>> begin MATERIAL PROVIDED
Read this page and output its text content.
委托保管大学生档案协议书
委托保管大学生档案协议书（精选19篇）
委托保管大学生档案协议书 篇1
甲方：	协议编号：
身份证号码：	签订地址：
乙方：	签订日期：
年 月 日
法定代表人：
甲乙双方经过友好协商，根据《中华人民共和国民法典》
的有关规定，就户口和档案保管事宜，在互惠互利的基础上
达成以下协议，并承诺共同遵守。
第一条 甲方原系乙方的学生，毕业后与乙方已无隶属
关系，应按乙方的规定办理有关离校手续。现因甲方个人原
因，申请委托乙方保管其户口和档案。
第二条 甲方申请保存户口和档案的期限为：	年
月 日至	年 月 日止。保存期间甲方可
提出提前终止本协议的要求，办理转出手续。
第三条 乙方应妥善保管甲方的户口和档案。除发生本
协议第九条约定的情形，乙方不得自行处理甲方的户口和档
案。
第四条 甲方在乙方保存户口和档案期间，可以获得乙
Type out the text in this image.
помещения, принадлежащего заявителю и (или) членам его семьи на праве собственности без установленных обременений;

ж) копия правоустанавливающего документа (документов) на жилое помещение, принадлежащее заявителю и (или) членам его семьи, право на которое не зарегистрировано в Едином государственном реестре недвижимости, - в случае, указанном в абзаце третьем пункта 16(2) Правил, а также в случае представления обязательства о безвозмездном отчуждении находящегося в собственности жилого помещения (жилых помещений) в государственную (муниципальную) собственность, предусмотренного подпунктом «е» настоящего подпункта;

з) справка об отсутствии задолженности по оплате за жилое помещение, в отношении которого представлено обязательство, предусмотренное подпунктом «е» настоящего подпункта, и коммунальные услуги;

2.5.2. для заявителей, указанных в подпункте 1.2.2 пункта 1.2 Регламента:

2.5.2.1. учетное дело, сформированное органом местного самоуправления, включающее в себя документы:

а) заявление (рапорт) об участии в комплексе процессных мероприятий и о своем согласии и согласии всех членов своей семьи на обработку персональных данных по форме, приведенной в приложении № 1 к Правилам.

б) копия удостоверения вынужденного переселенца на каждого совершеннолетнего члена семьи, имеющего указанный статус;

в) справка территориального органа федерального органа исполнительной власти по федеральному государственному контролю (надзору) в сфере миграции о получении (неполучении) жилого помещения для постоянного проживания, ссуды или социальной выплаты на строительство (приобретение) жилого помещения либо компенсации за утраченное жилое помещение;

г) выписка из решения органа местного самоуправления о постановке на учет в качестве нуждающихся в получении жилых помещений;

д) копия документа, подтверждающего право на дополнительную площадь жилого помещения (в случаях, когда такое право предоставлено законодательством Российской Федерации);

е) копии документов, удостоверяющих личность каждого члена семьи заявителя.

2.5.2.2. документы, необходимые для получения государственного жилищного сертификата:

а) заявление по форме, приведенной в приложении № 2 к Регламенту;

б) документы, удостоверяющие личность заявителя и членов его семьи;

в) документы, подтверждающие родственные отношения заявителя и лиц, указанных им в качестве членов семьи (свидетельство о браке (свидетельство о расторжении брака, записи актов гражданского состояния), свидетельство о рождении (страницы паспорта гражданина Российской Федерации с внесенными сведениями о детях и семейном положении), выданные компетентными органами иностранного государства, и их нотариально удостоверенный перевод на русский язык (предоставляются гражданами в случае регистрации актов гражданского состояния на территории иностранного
>> end MATERIAL PROVIDED
▶ **GIVEN INSTRUCTION**
From the entries above, extract every line where the word "Российской" appears.

▶ **RESPONSE BELOW**
д) копия документа, подтверждающего право на дополнительную площадь жилого помещения (в случаях, когда такое право предоставлено законодательством Российской Федерации);
в) документы, подтверждающие родственные отношения заявителя и лиц, указанных им в качестве членов семьи (свидетельство о браке (свидетельство о расторжении брака, записи актов гражданского состояния), свидетельство о рождении (страницы паспорта гражданина Российской Федерации с внесенными сведениями о детях и семейном положении), выданные компетентными органами иностранного государства, и их нотариально удостоверенный перевод на русский язык (предоставляются гражданами в случае регистрации актов гражданского состояния на территории иностранного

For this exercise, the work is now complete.